● What to produce: Extract each line from the entries below that has the string "content" in it.

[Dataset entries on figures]

:::

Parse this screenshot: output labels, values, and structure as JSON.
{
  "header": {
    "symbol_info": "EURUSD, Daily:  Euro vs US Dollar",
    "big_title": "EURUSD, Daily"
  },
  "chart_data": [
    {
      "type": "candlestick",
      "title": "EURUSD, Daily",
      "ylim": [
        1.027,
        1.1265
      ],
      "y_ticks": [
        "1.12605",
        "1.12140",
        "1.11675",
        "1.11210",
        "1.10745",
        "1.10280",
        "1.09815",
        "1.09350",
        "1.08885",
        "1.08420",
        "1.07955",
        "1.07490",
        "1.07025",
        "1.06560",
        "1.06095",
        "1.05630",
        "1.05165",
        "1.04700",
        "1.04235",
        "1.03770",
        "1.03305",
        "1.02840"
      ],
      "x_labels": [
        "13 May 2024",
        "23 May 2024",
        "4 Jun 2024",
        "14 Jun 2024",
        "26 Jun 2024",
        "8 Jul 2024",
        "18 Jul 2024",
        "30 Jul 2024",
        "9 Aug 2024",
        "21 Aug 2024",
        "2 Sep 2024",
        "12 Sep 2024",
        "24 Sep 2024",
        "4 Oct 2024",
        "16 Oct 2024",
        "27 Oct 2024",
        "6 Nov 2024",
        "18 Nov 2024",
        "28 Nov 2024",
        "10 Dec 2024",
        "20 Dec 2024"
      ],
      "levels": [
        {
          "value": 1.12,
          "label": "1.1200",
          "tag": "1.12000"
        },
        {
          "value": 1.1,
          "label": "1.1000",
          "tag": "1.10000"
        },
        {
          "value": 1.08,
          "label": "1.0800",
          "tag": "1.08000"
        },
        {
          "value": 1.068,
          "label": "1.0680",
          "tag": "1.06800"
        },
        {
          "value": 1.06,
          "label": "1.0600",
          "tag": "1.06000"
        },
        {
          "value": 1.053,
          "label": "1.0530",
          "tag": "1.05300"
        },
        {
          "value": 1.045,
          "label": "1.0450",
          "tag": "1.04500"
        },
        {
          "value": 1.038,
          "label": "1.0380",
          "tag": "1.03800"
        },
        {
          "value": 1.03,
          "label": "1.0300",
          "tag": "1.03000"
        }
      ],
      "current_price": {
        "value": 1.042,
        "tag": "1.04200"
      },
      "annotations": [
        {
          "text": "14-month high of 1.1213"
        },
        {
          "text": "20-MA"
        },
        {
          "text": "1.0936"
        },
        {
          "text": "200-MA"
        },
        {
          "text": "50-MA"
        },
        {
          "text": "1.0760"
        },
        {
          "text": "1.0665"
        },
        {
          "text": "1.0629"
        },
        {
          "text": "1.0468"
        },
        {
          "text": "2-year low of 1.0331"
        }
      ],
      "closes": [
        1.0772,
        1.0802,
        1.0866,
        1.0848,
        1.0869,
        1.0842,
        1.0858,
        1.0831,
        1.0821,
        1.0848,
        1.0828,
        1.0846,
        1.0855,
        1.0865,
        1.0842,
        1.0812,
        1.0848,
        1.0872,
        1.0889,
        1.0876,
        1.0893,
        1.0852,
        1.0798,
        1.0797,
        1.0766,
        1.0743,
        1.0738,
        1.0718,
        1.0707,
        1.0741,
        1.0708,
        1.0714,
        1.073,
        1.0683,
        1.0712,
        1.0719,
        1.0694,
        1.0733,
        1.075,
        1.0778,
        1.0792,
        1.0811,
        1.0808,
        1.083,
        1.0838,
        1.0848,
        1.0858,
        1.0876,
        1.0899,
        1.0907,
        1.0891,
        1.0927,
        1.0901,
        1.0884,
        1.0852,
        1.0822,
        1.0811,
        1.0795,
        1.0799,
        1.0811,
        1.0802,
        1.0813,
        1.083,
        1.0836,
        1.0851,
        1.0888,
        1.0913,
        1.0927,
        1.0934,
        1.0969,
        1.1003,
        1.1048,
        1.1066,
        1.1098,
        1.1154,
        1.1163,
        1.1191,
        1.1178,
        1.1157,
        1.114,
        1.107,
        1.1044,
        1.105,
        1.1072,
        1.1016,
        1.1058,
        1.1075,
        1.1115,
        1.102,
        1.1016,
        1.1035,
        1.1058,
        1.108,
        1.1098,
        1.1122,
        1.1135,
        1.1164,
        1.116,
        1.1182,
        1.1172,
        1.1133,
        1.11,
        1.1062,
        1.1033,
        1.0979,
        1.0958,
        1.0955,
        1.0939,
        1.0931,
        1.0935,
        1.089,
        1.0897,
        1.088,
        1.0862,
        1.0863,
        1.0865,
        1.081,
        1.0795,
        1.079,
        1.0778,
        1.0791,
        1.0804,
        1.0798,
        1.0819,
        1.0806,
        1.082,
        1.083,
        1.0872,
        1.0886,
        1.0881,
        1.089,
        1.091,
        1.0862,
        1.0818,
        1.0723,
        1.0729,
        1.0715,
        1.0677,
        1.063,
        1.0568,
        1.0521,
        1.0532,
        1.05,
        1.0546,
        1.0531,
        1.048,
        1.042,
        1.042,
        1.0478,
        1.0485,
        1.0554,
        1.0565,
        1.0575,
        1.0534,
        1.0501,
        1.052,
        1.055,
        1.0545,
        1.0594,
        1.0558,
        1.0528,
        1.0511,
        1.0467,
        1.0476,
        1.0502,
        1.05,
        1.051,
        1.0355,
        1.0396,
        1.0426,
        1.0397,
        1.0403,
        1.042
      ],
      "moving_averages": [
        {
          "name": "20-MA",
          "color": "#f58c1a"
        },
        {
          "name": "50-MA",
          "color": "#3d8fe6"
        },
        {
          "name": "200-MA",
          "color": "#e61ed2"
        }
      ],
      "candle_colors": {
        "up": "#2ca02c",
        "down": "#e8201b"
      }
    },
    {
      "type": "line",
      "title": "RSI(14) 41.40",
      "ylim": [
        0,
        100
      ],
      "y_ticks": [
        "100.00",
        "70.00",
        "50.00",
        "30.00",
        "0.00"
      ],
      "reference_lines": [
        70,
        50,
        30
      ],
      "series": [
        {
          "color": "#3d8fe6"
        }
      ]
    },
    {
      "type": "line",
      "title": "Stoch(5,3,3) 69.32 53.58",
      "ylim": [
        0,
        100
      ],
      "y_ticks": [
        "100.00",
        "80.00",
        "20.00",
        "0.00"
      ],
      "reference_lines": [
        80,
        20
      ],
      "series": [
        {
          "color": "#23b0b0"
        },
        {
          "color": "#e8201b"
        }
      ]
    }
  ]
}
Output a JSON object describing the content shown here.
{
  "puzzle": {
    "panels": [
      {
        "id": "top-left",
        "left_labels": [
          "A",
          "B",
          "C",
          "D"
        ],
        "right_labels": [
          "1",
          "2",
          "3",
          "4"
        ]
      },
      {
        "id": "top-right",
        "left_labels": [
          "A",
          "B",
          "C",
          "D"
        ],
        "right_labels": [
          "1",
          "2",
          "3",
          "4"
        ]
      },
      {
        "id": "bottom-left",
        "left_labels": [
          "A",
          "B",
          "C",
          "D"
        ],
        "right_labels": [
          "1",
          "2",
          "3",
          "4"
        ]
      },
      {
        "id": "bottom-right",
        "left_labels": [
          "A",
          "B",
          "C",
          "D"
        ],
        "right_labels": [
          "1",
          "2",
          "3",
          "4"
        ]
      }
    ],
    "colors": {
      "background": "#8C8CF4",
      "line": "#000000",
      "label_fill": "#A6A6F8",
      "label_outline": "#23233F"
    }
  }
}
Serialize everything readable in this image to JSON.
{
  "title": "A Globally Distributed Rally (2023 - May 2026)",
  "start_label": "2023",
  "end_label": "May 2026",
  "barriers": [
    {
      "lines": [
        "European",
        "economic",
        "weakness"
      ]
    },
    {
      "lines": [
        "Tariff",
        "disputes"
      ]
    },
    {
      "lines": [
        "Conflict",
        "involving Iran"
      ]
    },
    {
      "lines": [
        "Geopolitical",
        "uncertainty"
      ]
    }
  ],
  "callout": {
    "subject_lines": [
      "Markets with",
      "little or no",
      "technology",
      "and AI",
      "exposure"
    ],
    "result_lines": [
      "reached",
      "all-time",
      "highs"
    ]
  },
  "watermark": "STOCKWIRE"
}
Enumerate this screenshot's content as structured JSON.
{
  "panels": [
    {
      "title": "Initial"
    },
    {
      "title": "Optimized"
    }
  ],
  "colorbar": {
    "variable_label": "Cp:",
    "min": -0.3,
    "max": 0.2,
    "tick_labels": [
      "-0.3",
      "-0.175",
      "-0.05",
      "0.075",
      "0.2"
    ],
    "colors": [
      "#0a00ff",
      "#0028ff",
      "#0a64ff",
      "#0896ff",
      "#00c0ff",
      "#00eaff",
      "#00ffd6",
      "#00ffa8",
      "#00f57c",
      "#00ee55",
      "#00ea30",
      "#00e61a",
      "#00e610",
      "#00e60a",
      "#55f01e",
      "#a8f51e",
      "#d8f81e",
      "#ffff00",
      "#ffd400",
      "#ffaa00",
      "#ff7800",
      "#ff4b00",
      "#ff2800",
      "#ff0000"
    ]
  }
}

:::

● Task solution:
Output a JSON object describing the content shown here.
Enumerate this screenshot's content as structured JSON.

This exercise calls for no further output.